** BEGIN Material provided **

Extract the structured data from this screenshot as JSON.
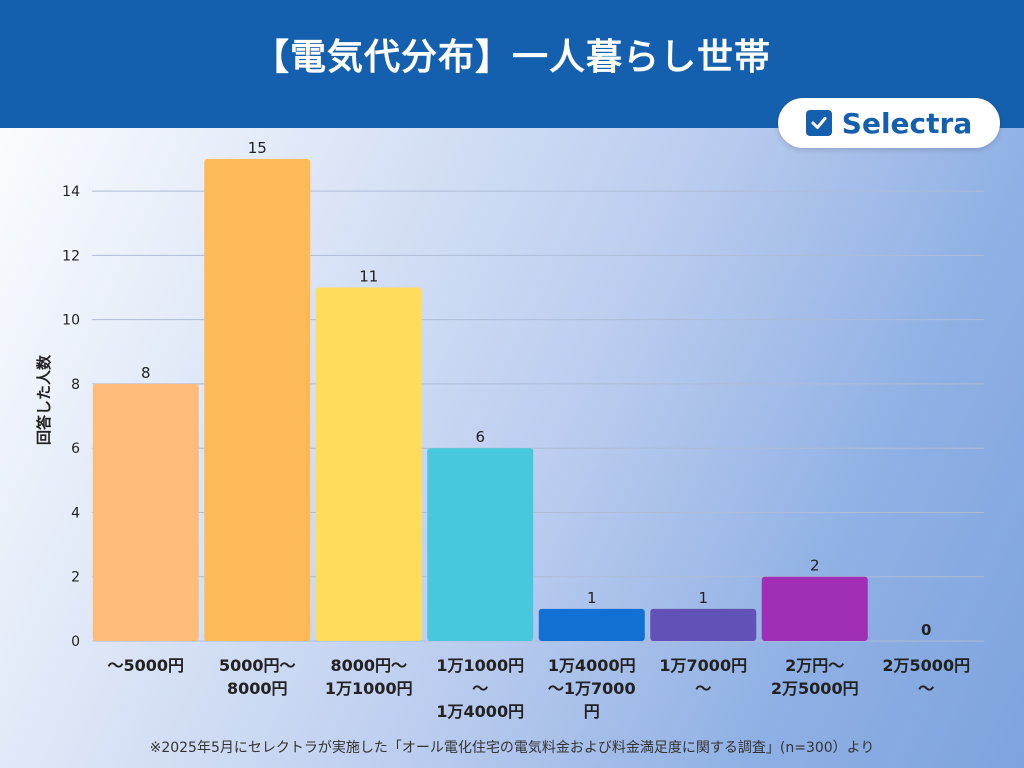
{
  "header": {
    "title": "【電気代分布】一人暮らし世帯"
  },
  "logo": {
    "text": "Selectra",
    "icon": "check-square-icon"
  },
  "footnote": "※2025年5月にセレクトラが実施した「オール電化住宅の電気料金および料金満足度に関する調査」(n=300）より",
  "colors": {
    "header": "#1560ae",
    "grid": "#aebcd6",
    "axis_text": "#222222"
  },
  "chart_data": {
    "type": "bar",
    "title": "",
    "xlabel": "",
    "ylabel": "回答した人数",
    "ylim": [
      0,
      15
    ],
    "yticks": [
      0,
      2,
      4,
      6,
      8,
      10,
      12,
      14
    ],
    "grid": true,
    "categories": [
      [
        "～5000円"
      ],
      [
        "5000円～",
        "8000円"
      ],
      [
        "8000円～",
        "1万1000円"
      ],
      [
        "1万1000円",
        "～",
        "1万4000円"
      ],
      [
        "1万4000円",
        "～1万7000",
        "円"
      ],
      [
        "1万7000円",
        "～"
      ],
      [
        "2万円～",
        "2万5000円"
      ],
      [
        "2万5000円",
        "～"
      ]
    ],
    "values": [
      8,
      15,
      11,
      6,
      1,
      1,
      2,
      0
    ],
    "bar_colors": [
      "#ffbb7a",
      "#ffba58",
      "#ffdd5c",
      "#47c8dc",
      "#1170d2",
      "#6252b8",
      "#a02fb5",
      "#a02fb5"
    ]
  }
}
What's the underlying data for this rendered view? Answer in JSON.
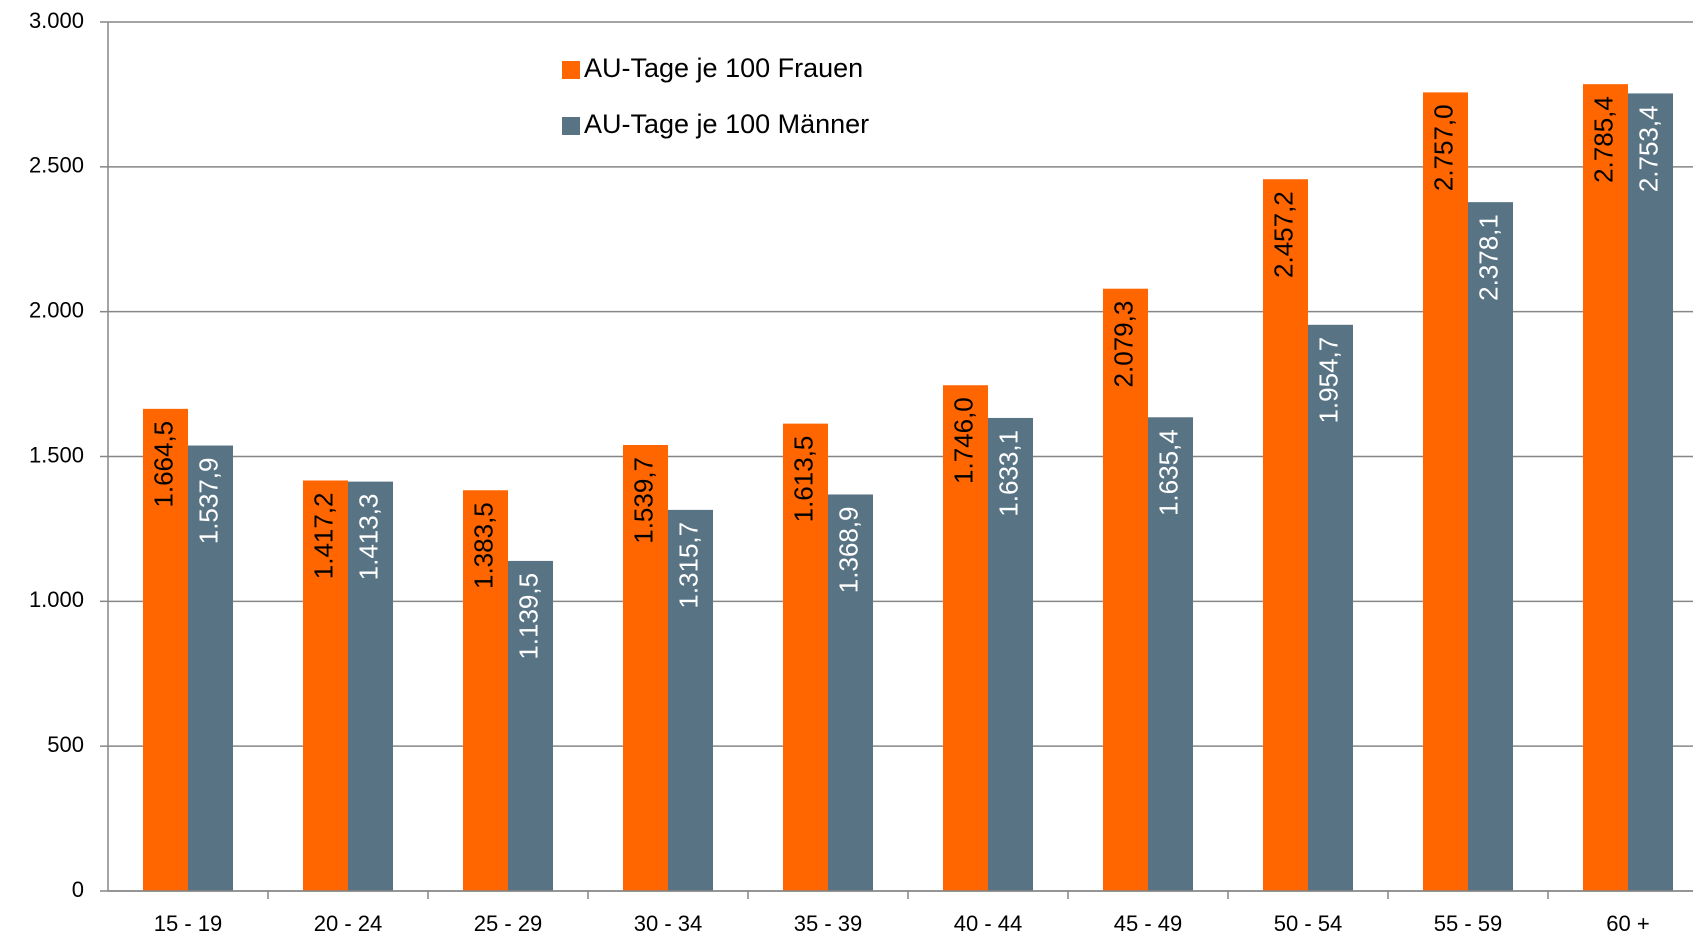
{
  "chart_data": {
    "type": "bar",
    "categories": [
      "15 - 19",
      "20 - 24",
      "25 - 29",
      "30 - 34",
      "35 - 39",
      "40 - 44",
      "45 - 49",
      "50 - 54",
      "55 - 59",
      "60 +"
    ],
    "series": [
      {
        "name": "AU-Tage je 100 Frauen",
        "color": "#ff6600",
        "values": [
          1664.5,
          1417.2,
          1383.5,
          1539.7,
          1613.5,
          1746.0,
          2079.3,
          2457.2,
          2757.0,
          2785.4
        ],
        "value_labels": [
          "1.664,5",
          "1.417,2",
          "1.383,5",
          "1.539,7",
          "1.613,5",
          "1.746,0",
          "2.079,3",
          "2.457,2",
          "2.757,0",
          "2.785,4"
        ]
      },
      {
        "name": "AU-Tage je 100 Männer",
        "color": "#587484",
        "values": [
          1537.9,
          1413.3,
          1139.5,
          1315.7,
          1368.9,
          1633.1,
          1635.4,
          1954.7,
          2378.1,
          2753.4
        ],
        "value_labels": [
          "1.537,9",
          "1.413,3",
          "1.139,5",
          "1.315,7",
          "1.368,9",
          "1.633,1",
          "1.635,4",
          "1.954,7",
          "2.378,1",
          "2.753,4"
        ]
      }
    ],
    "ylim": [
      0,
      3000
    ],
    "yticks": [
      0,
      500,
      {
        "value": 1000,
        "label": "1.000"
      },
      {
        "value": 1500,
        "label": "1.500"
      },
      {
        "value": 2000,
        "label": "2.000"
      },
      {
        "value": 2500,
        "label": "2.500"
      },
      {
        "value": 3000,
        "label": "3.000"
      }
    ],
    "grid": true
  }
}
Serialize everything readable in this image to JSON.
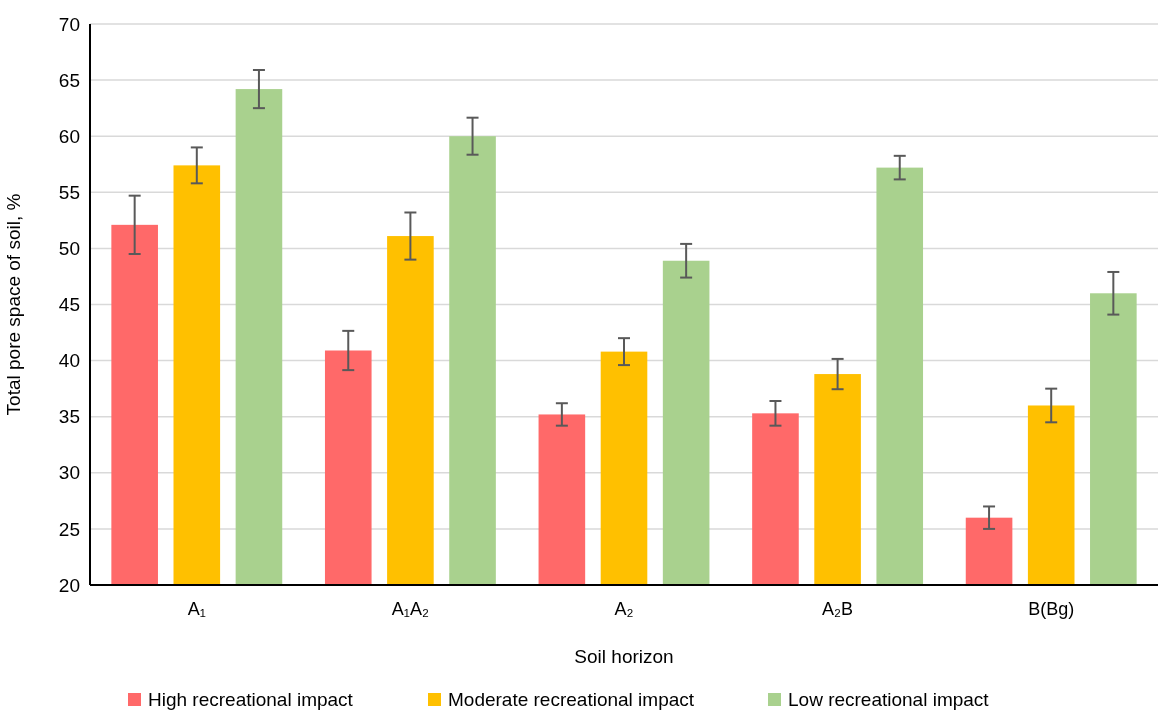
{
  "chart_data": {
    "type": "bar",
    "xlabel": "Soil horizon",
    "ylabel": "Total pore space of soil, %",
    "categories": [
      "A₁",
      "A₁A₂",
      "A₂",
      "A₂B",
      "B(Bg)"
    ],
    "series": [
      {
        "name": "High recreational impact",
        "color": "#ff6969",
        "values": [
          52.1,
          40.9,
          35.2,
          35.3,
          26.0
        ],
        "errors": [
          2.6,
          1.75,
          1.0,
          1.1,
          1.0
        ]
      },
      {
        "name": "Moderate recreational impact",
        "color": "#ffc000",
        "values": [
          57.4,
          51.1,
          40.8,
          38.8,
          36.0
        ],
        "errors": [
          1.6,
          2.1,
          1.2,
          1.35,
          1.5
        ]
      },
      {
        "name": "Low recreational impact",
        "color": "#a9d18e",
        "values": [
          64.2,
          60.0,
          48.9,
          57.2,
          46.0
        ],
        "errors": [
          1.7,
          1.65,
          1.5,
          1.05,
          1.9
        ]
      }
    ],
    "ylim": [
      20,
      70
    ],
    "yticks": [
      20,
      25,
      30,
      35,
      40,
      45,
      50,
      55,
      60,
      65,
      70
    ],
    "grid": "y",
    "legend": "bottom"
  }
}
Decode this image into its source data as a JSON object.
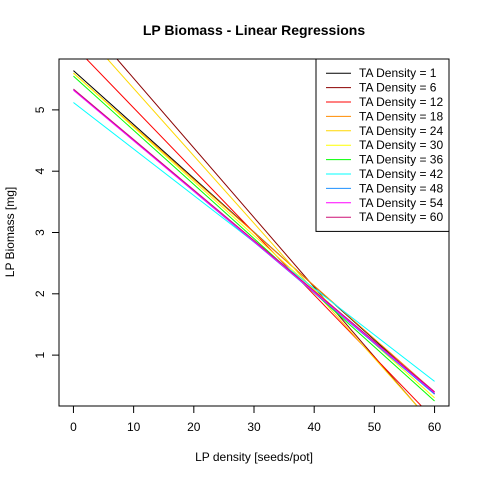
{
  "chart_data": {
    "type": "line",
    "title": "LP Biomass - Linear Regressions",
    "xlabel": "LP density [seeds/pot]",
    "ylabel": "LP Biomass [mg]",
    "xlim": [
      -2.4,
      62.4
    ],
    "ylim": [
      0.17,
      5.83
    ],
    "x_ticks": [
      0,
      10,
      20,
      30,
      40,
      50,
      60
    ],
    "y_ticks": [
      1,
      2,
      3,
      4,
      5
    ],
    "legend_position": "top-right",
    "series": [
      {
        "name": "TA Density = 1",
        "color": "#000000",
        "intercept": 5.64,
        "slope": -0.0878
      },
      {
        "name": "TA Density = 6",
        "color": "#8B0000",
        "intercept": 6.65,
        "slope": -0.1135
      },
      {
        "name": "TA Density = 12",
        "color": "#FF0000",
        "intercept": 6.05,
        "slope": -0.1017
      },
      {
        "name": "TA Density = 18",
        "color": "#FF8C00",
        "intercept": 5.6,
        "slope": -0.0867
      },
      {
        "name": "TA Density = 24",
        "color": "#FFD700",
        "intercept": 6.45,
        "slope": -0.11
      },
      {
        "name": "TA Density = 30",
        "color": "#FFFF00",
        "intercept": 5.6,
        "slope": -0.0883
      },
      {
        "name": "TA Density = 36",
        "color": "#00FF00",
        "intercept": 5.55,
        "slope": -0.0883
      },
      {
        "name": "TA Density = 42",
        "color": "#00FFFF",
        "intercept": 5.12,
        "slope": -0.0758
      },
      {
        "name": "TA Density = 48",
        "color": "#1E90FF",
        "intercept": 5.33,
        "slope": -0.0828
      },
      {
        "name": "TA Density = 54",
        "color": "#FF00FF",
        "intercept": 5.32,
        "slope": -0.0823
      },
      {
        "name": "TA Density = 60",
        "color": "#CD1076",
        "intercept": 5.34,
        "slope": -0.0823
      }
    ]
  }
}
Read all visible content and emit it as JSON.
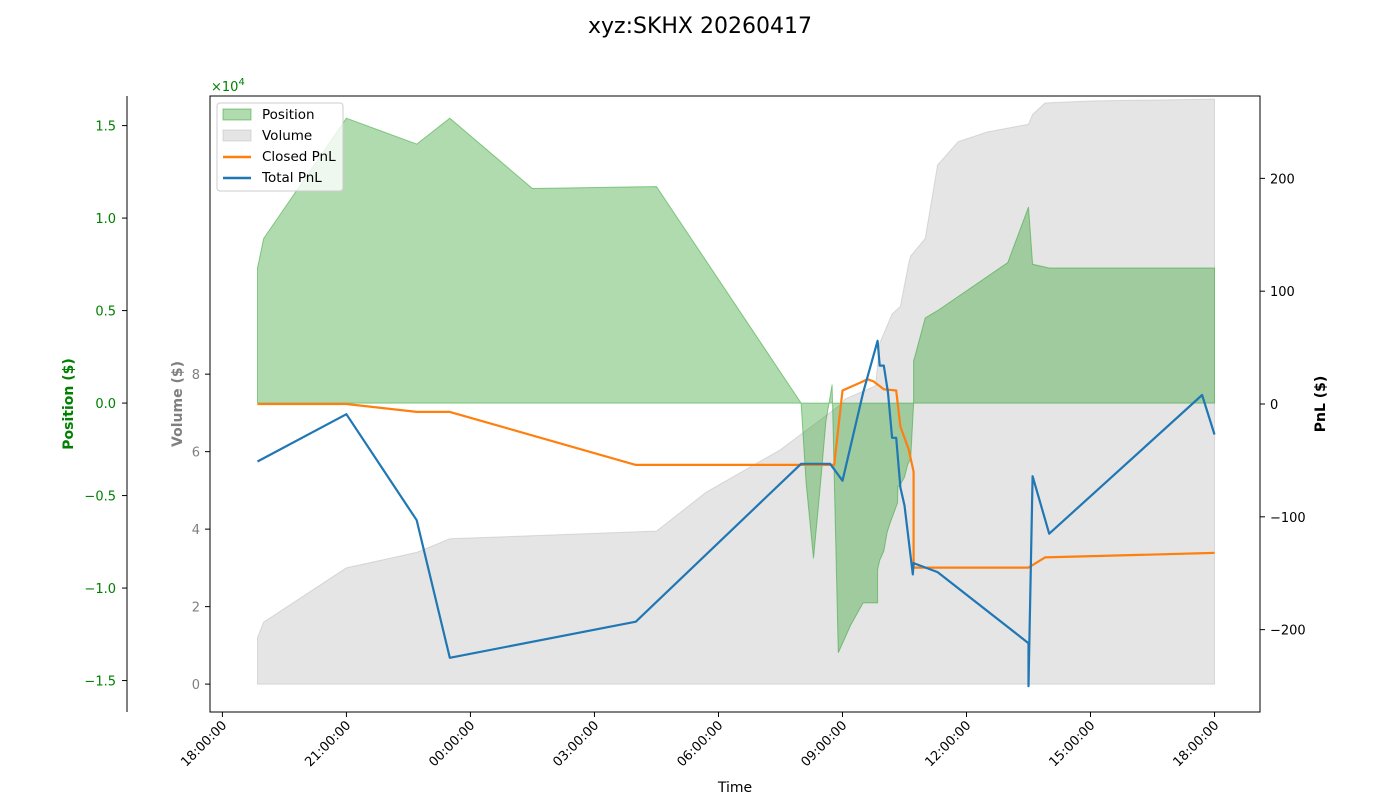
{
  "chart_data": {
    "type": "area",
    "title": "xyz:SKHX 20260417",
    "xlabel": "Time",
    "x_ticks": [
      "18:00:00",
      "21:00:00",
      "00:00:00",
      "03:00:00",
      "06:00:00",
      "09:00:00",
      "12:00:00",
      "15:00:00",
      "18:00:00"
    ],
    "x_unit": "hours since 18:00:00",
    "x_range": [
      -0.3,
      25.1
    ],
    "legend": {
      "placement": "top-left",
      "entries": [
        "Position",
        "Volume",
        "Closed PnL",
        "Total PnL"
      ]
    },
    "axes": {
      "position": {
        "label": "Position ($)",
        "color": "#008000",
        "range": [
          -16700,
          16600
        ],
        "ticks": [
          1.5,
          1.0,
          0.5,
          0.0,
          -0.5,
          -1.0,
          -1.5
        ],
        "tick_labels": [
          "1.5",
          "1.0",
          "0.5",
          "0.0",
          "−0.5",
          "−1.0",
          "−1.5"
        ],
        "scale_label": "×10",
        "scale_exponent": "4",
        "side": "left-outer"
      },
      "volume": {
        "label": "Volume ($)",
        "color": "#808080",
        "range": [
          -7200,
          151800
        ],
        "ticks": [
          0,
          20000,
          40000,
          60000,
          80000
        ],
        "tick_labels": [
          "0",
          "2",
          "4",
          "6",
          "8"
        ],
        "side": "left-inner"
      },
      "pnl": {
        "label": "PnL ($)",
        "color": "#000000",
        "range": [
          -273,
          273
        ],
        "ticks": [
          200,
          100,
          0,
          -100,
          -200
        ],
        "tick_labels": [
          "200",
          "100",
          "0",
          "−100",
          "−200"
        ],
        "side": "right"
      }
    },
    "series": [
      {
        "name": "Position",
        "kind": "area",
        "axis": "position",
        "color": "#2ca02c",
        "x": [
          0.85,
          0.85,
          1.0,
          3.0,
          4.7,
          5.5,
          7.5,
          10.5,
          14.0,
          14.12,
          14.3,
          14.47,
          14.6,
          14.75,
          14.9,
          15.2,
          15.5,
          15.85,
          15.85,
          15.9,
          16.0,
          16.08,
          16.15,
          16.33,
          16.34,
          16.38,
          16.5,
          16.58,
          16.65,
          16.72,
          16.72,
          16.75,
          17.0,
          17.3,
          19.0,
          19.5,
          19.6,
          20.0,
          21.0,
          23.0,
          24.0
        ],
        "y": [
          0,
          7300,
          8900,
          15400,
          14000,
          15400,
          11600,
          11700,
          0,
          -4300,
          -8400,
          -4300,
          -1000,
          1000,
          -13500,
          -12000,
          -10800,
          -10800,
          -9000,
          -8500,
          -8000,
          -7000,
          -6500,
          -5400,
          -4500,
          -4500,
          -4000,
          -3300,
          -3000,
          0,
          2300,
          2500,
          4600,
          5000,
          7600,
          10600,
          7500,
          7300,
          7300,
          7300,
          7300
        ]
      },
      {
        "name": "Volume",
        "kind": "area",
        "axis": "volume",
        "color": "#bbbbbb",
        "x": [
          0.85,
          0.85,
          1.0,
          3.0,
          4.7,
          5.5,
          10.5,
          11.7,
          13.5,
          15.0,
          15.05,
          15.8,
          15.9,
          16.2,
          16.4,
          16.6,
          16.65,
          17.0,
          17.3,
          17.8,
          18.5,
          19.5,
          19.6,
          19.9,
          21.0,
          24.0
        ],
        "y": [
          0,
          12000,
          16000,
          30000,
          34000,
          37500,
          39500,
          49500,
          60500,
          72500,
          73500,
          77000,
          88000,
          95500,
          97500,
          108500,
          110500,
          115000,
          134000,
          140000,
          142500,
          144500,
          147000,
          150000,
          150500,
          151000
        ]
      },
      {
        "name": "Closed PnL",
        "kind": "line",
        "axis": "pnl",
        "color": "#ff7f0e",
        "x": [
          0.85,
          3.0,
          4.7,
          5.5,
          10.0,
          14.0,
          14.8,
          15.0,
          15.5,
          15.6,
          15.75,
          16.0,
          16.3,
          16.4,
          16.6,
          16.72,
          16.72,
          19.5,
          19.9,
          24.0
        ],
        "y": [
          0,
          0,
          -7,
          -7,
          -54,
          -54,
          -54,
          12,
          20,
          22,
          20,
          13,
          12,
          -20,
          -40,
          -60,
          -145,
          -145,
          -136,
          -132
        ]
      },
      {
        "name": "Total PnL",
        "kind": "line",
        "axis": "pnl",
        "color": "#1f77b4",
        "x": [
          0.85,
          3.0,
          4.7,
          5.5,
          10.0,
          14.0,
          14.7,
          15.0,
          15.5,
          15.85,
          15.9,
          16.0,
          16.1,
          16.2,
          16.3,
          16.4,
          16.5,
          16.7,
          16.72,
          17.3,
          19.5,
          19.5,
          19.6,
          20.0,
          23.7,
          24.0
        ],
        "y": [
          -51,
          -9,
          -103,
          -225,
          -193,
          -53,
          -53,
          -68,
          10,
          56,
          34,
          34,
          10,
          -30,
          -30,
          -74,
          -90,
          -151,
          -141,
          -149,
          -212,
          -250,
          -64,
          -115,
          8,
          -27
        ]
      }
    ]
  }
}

** END Material provided **

Task requirements: Indicate how many lines of the material contain the string "title", giving the number and nothing more.

Answer in full: 4